Every entry below should be repeated exactly; the pictures should not.

* Begin *

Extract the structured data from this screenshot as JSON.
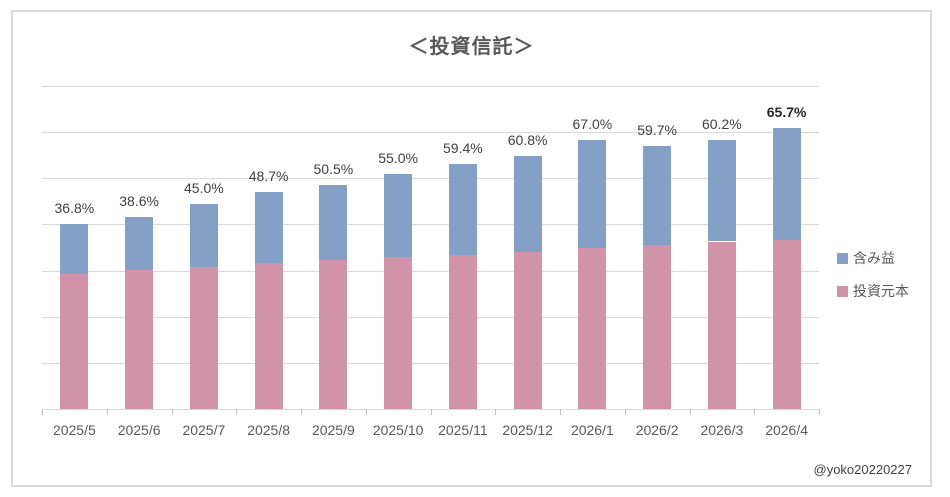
{
  "title": "＜投資信託＞",
  "attribution": "@yoko20220227",
  "colors": {
    "gain": "#85A0C6",
    "principal": "#D093A7",
    "gridline": "#D9D9D9",
    "frame_border": "#D9D9D9",
    "data_label_text": "#404040",
    "axis_text": "#595959",
    "title_text": "#595959"
  },
  "legend": {
    "items": [
      {
        "label": "含み益",
        "color_key": "gain"
      },
      {
        "label": "投資元本",
        "color_key": "principal"
      }
    ]
  },
  "chart_data": {
    "type": "bar",
    "stacked": true,
    "title": "＜投資信託＞",
    "categories": [
      "2025/5",
      "2025/6",
      "2025/7",
      "2025/8",
      "2025/9",
      "2025/10",
      "2025/11",
      "2025/12",
      "2026/1",
      "2026/2",
      "2026/3",
      "2026/4"
    ],
    "series": [
      {
        "name": "投資元本",
        "color_key": "principal",
        "values": [
          2.93,
          3.01,
          3.07,
          3.16,
          3.22,
          3.29,
          3.34,
          3.41,
          3.49,
          3.56,
          3.63,
          3.67
        ]
      },
      {
        "name": "含み益",
        "color_key": "gain",
        "values": [
          1.08,
          1.16,
          1.38,
          1.54,
          1.63,
          1.81,
          1.98,
          2.07,
          2.34,
          2.13,
          2.19,
          2.41
        ]
      }
    ],
    "value_units": "relative (y-axis shown without labels; 7 gridline intervals, ylim 0-7)",
    "total_labels": [
      "36.8%",
      "38.6%",
      "45.0%",
      "48.7%",
      "50.5%",
      "55.0%",
      "59.4%",
      "60.8%",
      "67.0%",
      "59.7%",
      "60.2%",
      "65.7%"
    ],
    "gain_rate_percent": [
      36.8,
      38.6,
      45.0,
      48.7,
      50.5,
      55.0,
      59.4,
      60.8,
      67.0,
      59.7,
      60.2,
      65.7
    ],
    "bold_label_index": 11,
    "ylim": [
      0,
      7
    ],
    "gridline_intervals": 7,
    "y_axis_labels_visible": false,
    "legend_position": "right",
    "xlabel": "",
    "ylabel": ""
  }
}
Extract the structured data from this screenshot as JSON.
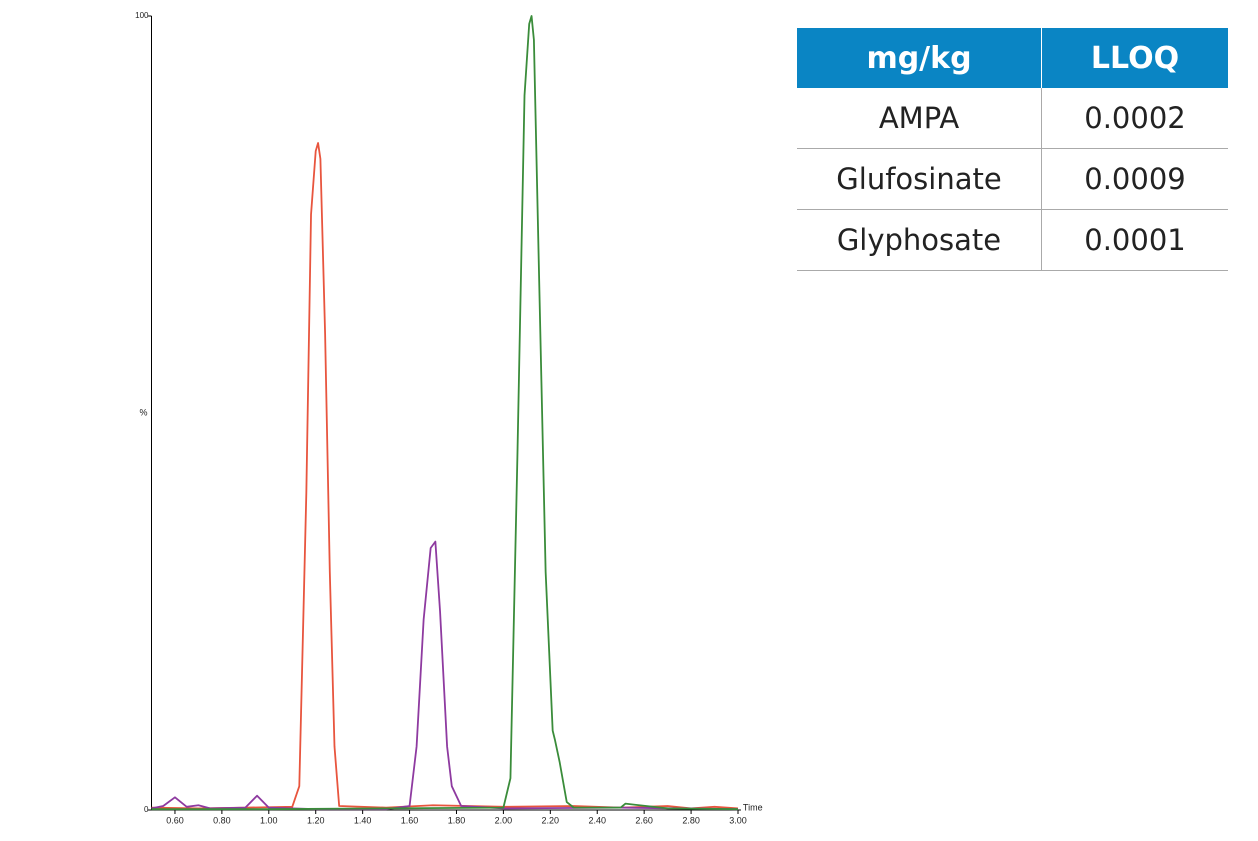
{
  "chart_data": {
    "type": "line",
    "xlabel": "Time",
    "ylabel": "%",
    "xlim": [
      0.5,
      3.0
    ],
    "ylim": [
      0,
      100
    ],
    "xticks": [
      {
        "value": 0.6,
        "label": "0.60"
      },
      {
        "value": 0.8,
        "label": "0.80"
      },
      {
        "value": 1.0,
        "label": "1.00"
      },
      {
        "value": 1.2,
        "label": "1.20"
      },
      {
        "value": 1.4,
        "label": "1.40"
      },
      {
        "value": 1.6,
        "label": "1.60"
      },
      {
        "value": 1.8,
        "label": "1.80"
      },
      {
        "value": 2.0,
        "label": "2.00"
      },
      {
        "value": 2.2,
        "label": "2.20"
      },
      {
        "value": 2.4,
        "label": "2.40"
      },
      {
        "value": 2.6,
        "label": "2.60"
      },
      {
        "value": 2.8,
        "label": "2.80"
      },
      {
        "value": 3.0,
        "label": "3.00"
      }
    ],
    "yticks": [
      0,
      100
    ],
    "series": [
      {
        "color": "#e8553e",
        "x": [
          0.5,
          0.7,
          0.9,
          1.1,
          1.13,
          1.16,
          1.18,
          1.2,
          1.21,
          1.22,
          1.24,
          1.26,
          1.28,
          1.3,
          1.5,
          1.7,
          2.0,
          2.3,
          2.5,
          2.7,
          2.8,
          2.9,
          3.0
        ],
        "values": [
          0.3,
          0.2,
          0.3,
          0.4,
          3,
          40,
          75,
          83,
          84,
          82,
          60,
          30,
          8,
          0.5,
          0.3,
          0.6,
          0.4,
          0.5,
          0.3,
          0.5,
          0.2,
          0.4,
          0.2
        ]
      },
      {
        "color": "#8e3aa0",
        "x": [
          0.5,
          0.55,
          0.6,
          0.65,
          0.7,
          0.75,
          0.9,
          0.95,
          1.0,
          1.2,
          1.5,
          1.6,
          1.63,
          1.66,
          1.69,
          1.71,
          1.73,
          1.76,
          1.78,
          1.82,
          2.0,
          2.5,
          3.0
        ],
        "values": [
          0.2,
          0.5,
          1.6,
          0.4,
          0.6,
          0.2,
          0.3,
          1.8,
          0.3,
          0.1,
          0.1,
          0.5,
          8,
          24,
          33,
          33.8,
          25,
          8,
          3,
          0.5,
          0.2,
          0.3,
          0.1
        ]
      },
      {
        "color": "#3a8c3a",
        "x": [
          0.5,
          1.0,
          1.5,
          2.0,
          2.03,
          2.06,
          2.09,
          2.11,
          2.12,
          2.13,
          2.15,
          2.18,
          2.21,
          2.22,
          2.24,
          2.27,
          2.3,
          2.5,
          2.52,
          2.7,
          3.0
        ],
        "values": [
          0.1,
          0.1,
          0.2,
          0.3,
          4,
          45,
          90,
          99,
          100,
          97,
          70,
          30,
          10,
          8.8,
          6,
          1,
          0.3,
          0.3,
          0.8,
          0.2,
          0.1
        ]
      }
    ]
  },
  "table": {
    "header": [
      "mg/kg",
      "LLOQ"
    ],
    "rows": [
      [
        "AMPA",
        "0.0002"
      ],
      [
        "Glufosinate",
        "0.0009"
      ],
      [
        "Glyphosate",
        "0.0001"
      ]
    ]
  }
}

* End *

# SOLUTION BELOW:
Extract the structured data from this screenshot as JSON.
{
  "title": "＜投資信託＞",
  "attribution": "@yoko20220227",
  "colors": {
    "gain": "#85A0C6",
    "principal": "#D093A7",
    "gridline": "#D9D9D9",
    "frame_border": "#D9D9D9",
    "data_label_text": "#404040",
    "axis_text": "#595959",
    "title_text": "#595959"
  },
  "legend": {
    "items": [
      {
        "label": "含み益",
        "color_key": "gain"
      },
      {
        "label": "投資元本",
        "color_key": "principal"
      }
    ]
  },
  "chart_data": {
    "type": "bar",
    "stacked": true,
    "title": "＜投資信託＞",
    "categories": [
      "2025/5",
      "2025/6",
      "2025/7",
      "2025/8",
      "2025/9",
      "2025/10",
      "2025/11",
      "2025/12",
      "2026/1",
      "2026/2",
      "2026/3",
      "2026/4"
    ],
    "series": [
      {
        "name": "投資元本",
        "color_key": "principal",
        "values": [
          2.93,
          3.01,
          3.07,
          3.16,
          3.22,
          3.29,
          3.34,
          3.41,
          3.49,
          3.56,
          3.63,
          3.67
        ]
      },
      {
        "name": "含み益",
        "color_key": "gain",
        "values": [
          1.08,
          1.16,
          1.38,
          1.54,
          1.63,
          1.81,
          1.98,
          2.07,
          2.34,
          2.13,
          2.19,
          2.41
        ]
      }
    ],
    "value_units": "relative (y-axis shown without labels; 7 gridline intervals, ylim 0-7)",
    "total_labels": [
      "36.8%",
      "38.6%",
      "45.0%",
      "48.7%",
      "50.5%",
      "55.0%",
      "59.4%",
      "60.8%",
      "67.0%",
      "59.7%",
      "60.2%",
      "65.7%"
    ],
    "gain_rate_percent": [
      36.8,
      38.6,
      45.0,
      48.7,
      50.5,
      55.0,
      59.4,
      60.8,
      67.0,
      59.7,
      60.2,
      65.7
    ],
    "bold_label_index": 11,
    "ylim": [
      0,
      7
    ],
    "gridline_intervals": 7,
    "y_axis_labels_visible": false,
    "legend_position": "right",
    "xlabel": "",
    "ylabel": ""
  }
}
Extract the structured data from this screenshot as JSON.
{
  "chart_data": {
    "type": "line",
    "xlabel": "Time",
    "ylabel": "%",
    "xlim": [
      0.5,
      3.0
    ],
    "ylim": [
      0,
      100
    ],
    "xticks": [
      {
        "value": 0.6,
        "label": "0.60"
      },
      {
        "value": 0.8,
        "label": "0.80"
      },
      {
        "value": 1.0,
        "label": "1.00"
      },
      {
        "value": 1.2,
        "label": "1.20"
      },
      {
        "value": 1.4,
        "label": "1.40"
      },
      {
        "value": 1.6,
        "label": "1.60"
      },
      {
        "value": 1.8,
        "label": "1.80"
      },
      {
        "value": 2.0,
        "label": "2.00"
      },
      {
        "value": 2.2,
        "label": "2.20"
      },
      {
        "value": 2.4,
        "label": "2.40"
      },
      {
        "value": 2.6,
        "label": "2.60"
      },
      {
        "value": 2.8,
        "label": "2.80"
      },
      {
        "value": 3.0,
        "label": "3.00"
      }
    ],
    "yticks": [
      0,
      100
    ],
    "series": [
      {
        "color": "#e8553e",
        "x": [
          0.5,
          0.7,
          0.9,
          1.1,
          1.13,
          1.16,
          1.18,
          1.2,
          1.21,
          1.22,
          1.24,
          1.26,
          1.28,
          1.3,
          1.5,
          1.7,
          2.0,
          2.3,
          2.5,
          2.7,
          2.8,
          2.9,
          3.0
        ],
        "values": [
          0.3,
          0.2,
          0.3,
          0.4,
          3,
          40,
          75,
          83,
          84,
          82,
          60,
          30,
          8,
          0.5,
          0.3,
          0.6,
          0.4,
          0.5,
          0.3,
          0.5,
          0.2,
          0.4,
          0.2
        ]
      },
      {
        "color": "#8e3aa0",
        "x": [
          0.5,
          0.55,
          0.6,
          0.65,
          0.7,
          0.75,
          0.9,
          0.95,
          1.0,
          1.2,
          1.5,
          1.6,
          1.63,
          1.66,
          1.69,
          1.71,
          1.73,
          1.76,
          1.78,
          1.82,
          2.0,
          2.5,
          3.0
        ],
        "values": [
          0.2,
          0.5,
          1.6,
          0.4,
          0.6,
          0.2,
          0.3,
          1.8,
          0.3,
          0.1,
          0.1,
          0.5,
          8,
          24,
          33,
          33.8,
          25,
          8,
          3,
          0.5,
          0.2,
          0.3,
          0.1
        ]
      },
      {
        "color": "#3a8c3a",
        "x": [
          0.5,
          1.0,
          1.5,
          2.0,
          2.03,
          2.06,
          2.09,
          2.11,
          2.12,
          2.13,
          2.15,
          2.18,
          2.21,
          2.22,
          2.24,
          2.27,
          2.3,
          2.5,
          2.52,
          2.7,
          3.0
        ],
        "values": [
          0.1,
          0.1,
          0.2,
          0.3,
          4,
          45,
          90,
          99,
          100,
          97,
          70,
          30,
          10,
          8.8,
          6,
          1,
          0.3,
          0.3,
          0.8,
          0.2,
          0.1
        ]
      }
    ]
  },
  "table": {
    "header": [
      "mg/kg",
      "LLOQ"
    ],
    "rows": [
      [
        "AMPA",
        "0.0002"
      ],
      [
        "Glufosinate",
        "0.0009"
      ],
      [
        "Glyphosate",
        "0.0001"
      ]
    ]
  }
}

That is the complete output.